Data section:
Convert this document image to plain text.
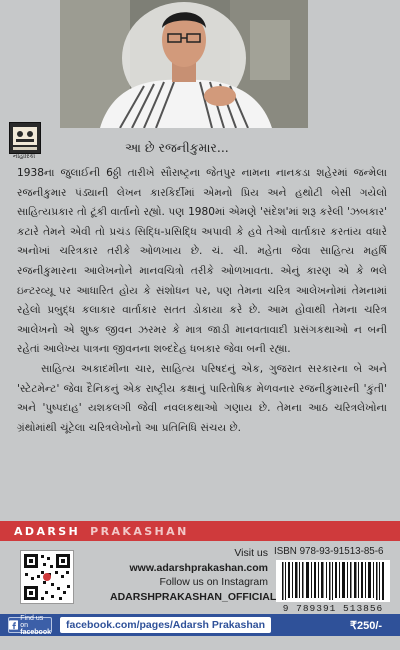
નીહારિકા
આ છે રજનીકુમાર...

1938ના જુલાઈની 6ઠ્ઠી તારીખે સૌરાષ્ટ્રના જેતપુર નામના નાનકડા શહેરમાં જન્મેલા રજનીકુમાર પંડ્યાની લેખન કારકિર્દીમાં એમનો પ્રિય અને હથોટી બેસી ગયેલો સાહિત્યપ્રકાર તો ટૂંકી વાર્તાનો રહ્યો. પણ 1980માં એમણે 'સંદેશ'માં શરૂ કરેલી 'ઝબકાર' કટારે તેમને એવી તો પ્રચંડ સિદ્ધિ-પ્રસિદ્ધિ અપાવી કે હવે તેઓ વાર્તાકાર કરતાંય વધારે અનોખાં ચરિત્રકાર તરીકે ઓળખાય છે. ચં. ચી. મહેતા જેવા સાહિત્ય મહર્ષિ રજનીકુમારના આલેખનોને માનવચિત્રો તરીકે ઓળખાવતા. એનું કારણ એ કે ભલે ઇન્ટરવ્યૂ પર આધારિત હોય કે સંશોધન પર, પણ તેમના ચરિત્ર આલેખનોમાં તેમનામાં રહેલો પ્રબુદ્ધ કલાકાર વાર્તાકાર સતત ડોકાયા કરે છે. આમ હોવાથી તેમના ચરિત્ર આલેખનો એ શુષ્ક જીવન ઝરમર કે માત્ર જાડી માનવતાવાદી પ્રસંગકથાઓ ન બની રહેતાં આલેખ્ય પાત્રના જીવનના શબ્દદેહ ધબકાર જેવા બની રહ્યા.

સાહિત્ય અકાદમીના ચાર, સાહિત્ય પરિષદનું એક, ગુજરાત સરકારના બે અને 'સ્ટેટમેન્ટ' જેવા દૈનિકનું એક રાષ્ટ્રીય કક્ષાનું પારિતોષિક મેળવનાર રજનીકુમારની 'કુંતી' અને 'પુષ્પદાહ' યશકલગી જેવી નવલકથાઓ ગણાય છે. તેમના આઠ ચરિત્રલેખોના ગ્રંથોમાંથી ચૂંટેલા ચરિત્રલેખોનો આ પ્રતિનિધિ સંચય છે.

ADARSH PRAKASHAN
Visit us
www.adarshprakashan.com
Follow us on Instagram
ADARSHPRAKASHAN_OFFICIAL
ISBN 978-93-91513-85-6
9 789391 513856
Find us on
facebook
facebook.com/pages/Adarsh Prakashan	₹250/-
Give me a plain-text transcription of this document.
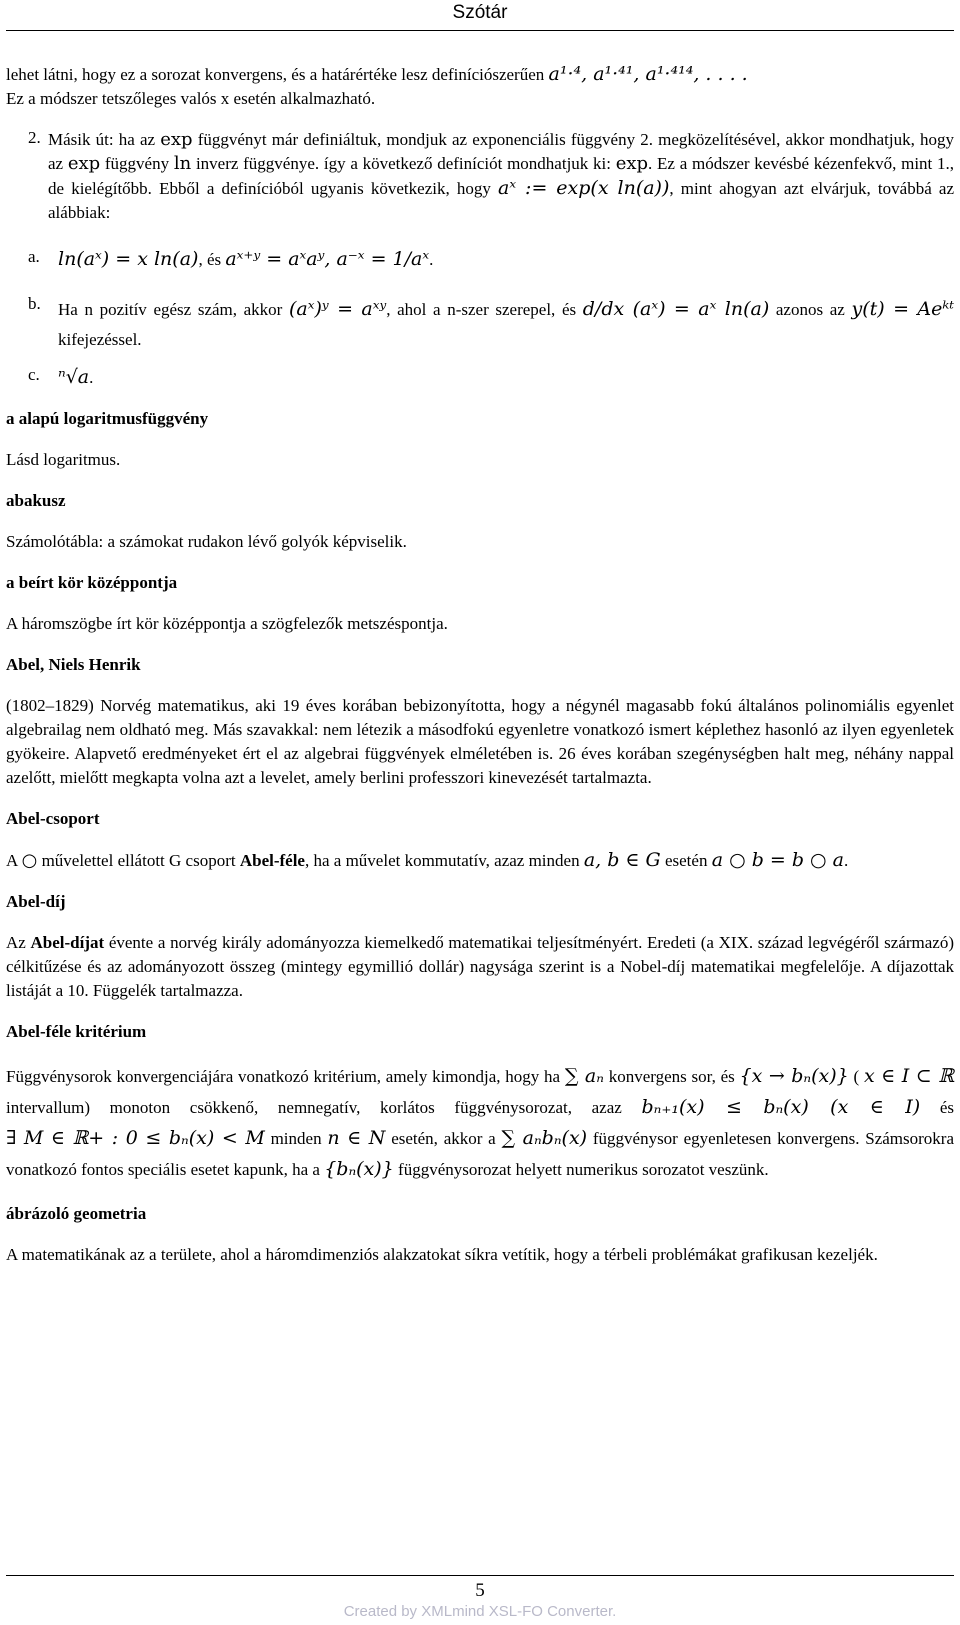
Szótár

lehet látni, hogy ez a sorozat konvergens, és a határértéke lesz definíciószerűen a¹·⁴, a¹·⁴¹, a¹·⁴¹⁴, . . . .

Ez a módszer tetszőleges valós x esetén alkalmazható.

2. Másik út: ha az exp függvényt már definiáltuk, mondjuk az exponenciális függvény 2. megközelítésével, akkor mondhatjuk, hogy az exp függvény ln inverz függvénye. így a következő definíciót mondhatjuk ki: exp. Ez a módszer kevésbé kézenfekvő, mint 1., de kielégítőbb. Ebből a definícióból ugyanis következik, hogy aˣ := exp(x ln(a)), mint ahogyan azt elvárjuk, továbbá az alábbiak:

a. ln(aˣ) = x ln(a), és aˣ⁺ʸ = aˣaʸ, a⁻ˣ = 1/aˣ.

b. Ha n pozitív egész szám, akkor (aˣ)ʸ = aˣʸ, ahol a n-szer szerepel, és d/dx (aˣ) = aˣ ln(a) azonos az y(t) = Aeᵏᵗ kifejezéssel.

c. ⁿ√a.

a alapú logaritmusfüggvény

Lásd logaritmus.

abakusz

Számolótábla: a számokat rudakon lévő golyók képviselik.

a beírt kör középpontja

A háromszögbe írt kör középpontja a szögfelezők metszéspontja.

Abel, Niels Henrik

(1802–1829) Norvég matematikus, aki 19 éves korában bebizonyította, hogy a négynél magasabb fokú általános polinomiális egyenlet algebrailag nem oldható meg. Más szavakkal: nem létezik a másodfokú egyenletre vonatkozó ismert képlethez hasonló az ilyen egyenletek gyökeire. Alapvető eredményeket ért el az algebrai függvények elméletében is. 26 éves korában szegénységben halt meg, néhány nappal azelőtt, mielőtt megkapta volna azt a levelet, amely berlini professzori kinevezését tartalmazta.

Abel-csoport

A ○ művelettel ellátott G csoport Abel-féle, ha a művelet kommutatív, azaz minden a, b ∈ G esetén a ○ b = b ○ a.

Abel-díj

Az Abel-díjat évente a norvég király adományozza kiemelkedő matematikai teljesítményért. Eredeti (a XIX. század legvégéről származó) célkitűzése és az adományozott összeg (mintegy egymillió dollár) nagysága szerint is a Nobel-díj matematikai megfelelője. A díjazottak listáját a 10. Függelék tartalmazza.

Abel-féle kritérium

Függvénysorok konvergenciájára vonatkozó kritérium, amely kimondja, hogy ha ∑ aₙ konvergens sor, és {x → bₙ(x)} ( x ∈ I ⊂ ℝ intervallum) monoton csökkenő, nemnegatív, korlátos függvénysorozat, azaz bₙ₊₁(x) ≤ bₙ(x) (x ∈ I) és ∃ M ∈ ℝ+ : 0 ≤ bₙ(x) < M minden n ∈ N esetén, akkor a ∑ aₙbₙ(x) függvénysor egyenletesen konvergens. Számsorokra vonatkozó fontos speciális esetet kapunk, ha a {bₙ(x)} függvénysorozat helyett numerikus sorozatot veszünk.

ábrázoló geometria

A matematikának az a területe, ahol a háromdimenziós alakzatokat síkra vetítik, hogy a térbeli problémákat grafikusan kezeljék.

5
Created by XMLmind XSL-FO Converter.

Exercise: Reproduce the data word for word, excluding its pictures.

Exercise response:
Convert this document image to plain text.
નીહારિકા
આ છે રજનીકુમાર...

1938ના જુલાઈની 6ઠ્ઠી તારીખે સૌરાષ્ટ્રના જેતપુર નામના નાનકડા શહેરમાં જન્મેલા રજનીકુમાર પંડ્યાની લેખન કારકિર્દીમાં એમનો પ્રિય અને હથોટી બેસી ગયેલો સાહિત્યપ્રકાર તો ટૂંકી વાર્તાનો રહ્યો. પણ 1980માં એમણે 'સંદેશ'માં શરૂ કરેલી 'ઝબકાર' કટારે તેમને એવી તો પ્રચંડ સિદ્ધિ-પ્રસિદ્ધિ અપાવી કે હવે તેઓ વાર્તાકાર કરતાંય વધારે અનોખાં ચરિત્રકાર તરીકે ઓળખાય છે. ચં. ચી. મહેતા જેવા સાહિત્ય મહર્ષિ રજનીકુમારના આલેખનોને માનવચિત્રો તરીકે ઓળખાવતા. એનું કારણ એ કે ભલે ઇન્ટરવ્યૂ પર આધારિત હોય કે સંશોધન પર, પણ તેમના ચરિત્ર આલેખનોમાં તેમનામાં રહેલો પ્રબુદ્ધ કલાકાર વાર્તાકાર સતત ડોકાયા કરે છે. આમ હોવાથી તેમના ચરિત્ર આલેખનો એ શુષ્ક જીવન ઝરમર કે માત્ર જાડી માનવતાવાદી પ્રસંગકથાઓ ન બની રહેતાં આલેખ્ય પાત્રના જીવનના શબ્દદેહ ધબકાર જેવા બની રહ્યા.

સાહિત્ય અકાદમીના ચાર, સાહિત્ય પરિષદનું એક, ગુજરાત સરકારના બે અને 'સ્ટેટમેન્ટ' જેવા દૈનિકનું એક રાષ્ટ્રીય કક્ષાનું પારિતોષિક મેળવનાર રજનીકુમારની 'કુંતી' અને 'પુષ્પદાહ' યશકલગી જેવી નવલકથાઓ ગણાય છે. તેમના આઠ ચરિત્રલેખોના ગ્રંથોમાંથી ચૂંટેલા ચરિત્રલેખોનો આ પ્રતિનિધિ સંચય છે.

ADARSH PRAKASHAN
Visit us
www.adarshprakashan.com
Follow us on Instagram
ADARSHPRAKASHAN_OFFICIAL
ISBN 978-93-91513-85-6
9 789391 513856
Find us on
facebook
facebook.com/pages/Adarsh Prakashan	₹250/-
Give me a plain-text transcription of this document.
Szótár

lehet látni, hogy ez a sorozat konvergens, és a határértéke lesz definíciószerűen a¹·⁴, a¹·⁴¹, a¹·⁴¹⁴, . . . .

Ez a módszer tetszőleges valós x esetén alkalmazható.

2. Másik út: ha az exp függvényt már definiáltuk, mondjuk az exponenciális függvény 2. megközelítésével, akkor mondhatjuk, hogy az exp függvény ln inverz függvénye. így a következő definíciót mondhatjuk ki: exp. Ez a módszer kevésbé kézenfekvő, mint 1., de kielégítőbb. Ebből a definícióból ugyanis következik, hogy aˣ := exp(x ln(a)), mint ahogyan azt elvárjuk, továbbá az alábbiak:

a. ln(aˣ) = x ln(a), és aˣ⁺ʸ = aˣaʸ, a⁻ˣ = 1/aˣ.

b. Ha n pozitív egész szám, akkor (aˣ)ʸ = aˣʸ, ahol a n-szer szerepel, és d/dx (aˣ) = aˣ ln(a) azonos az y(t) = Aeᵏᵗ kifejezéssel.

c. ⁿ√a.

a alapú logaritmusfüggvény

Lásd logaritmus.

abakusz

Számolótábla: a számokat rudakon lévő golyók képviselik.

a beírt kör középpontja

A háromszögbe írt kör középpontja a szögfelezők metszéspontja.

Abel, Niels Henrik

(1802–1829) Norvég matematikus, aki 19 éves korában bebizonyította, hogy a négynél magasabb fokú általános polinomiális egyenlet algebrailag nem oldható meg. Más szavakkal: nem létezik a másodfokú egyenletre vonatkozó ismert képlethez hasonló az ilyen egyenletek gyökeire. Alapvető eredményeket ért el az algebrai függvények elméletében is. 26 éves korában szegénységben halt meg, néhány nappal azelőtt, mielőtt megkapta volna azt a levelet, amely berlini professzori kinevezését tartalmazta.

Abel-csoport

A ○ művelettel ellátott G csoport Abel-féle, ha a művelet kommutatív, azaz minden a, b ∈ G esetén a ○ b = b ○ a.

Abel-díj

Az Abel-díjat évente a norvég király adományozza kiemelkedő matematikai teljesítményért. Eredeti (a XIX. század legvégéről származó) célkitűzése és az adományozott összeg (mintegy egymillió dollár) nagysága szerint is a Nobel-díj matematikai megfelelője. A díjazottak listáját a 10. Függelék tartalmazza.

Abel-féle kritérium

Függvénysorok konvergenciájára vonatkozó kritérium, amely kimondja, hogy ha ∑ aₙ konvergens sor, és {x → bₙ(x)} ( x ∈ I ⊂ ℝ intervallum) monoton csökkenő, nemnegatív, korlátos függvénysorozat, azaz bₙ₊₁(x) ≤ bₙ(x) (x ∈ I) és ∃ M ∈ ℝ+ : 0 ≤ bₙ(x) < M minden n ∈ N esetén, akkor a ∑ aₙbₙ(x) függvénysor egyenletesen konvergens. Számsorokra vonatkozó fontos speciális esetet kapunk, ha a {bₙ(x)} függvénysorozat helyett numerikus sorozatot veszünk.

ábrázoló geometria

A matematikának az a területe, ahol a háromdimenziós alakzatokat síkra vetítik, hogy a térbeli problémákat grafikusan kezeljék.

5
Created by XMLmind XSL-FO Converter.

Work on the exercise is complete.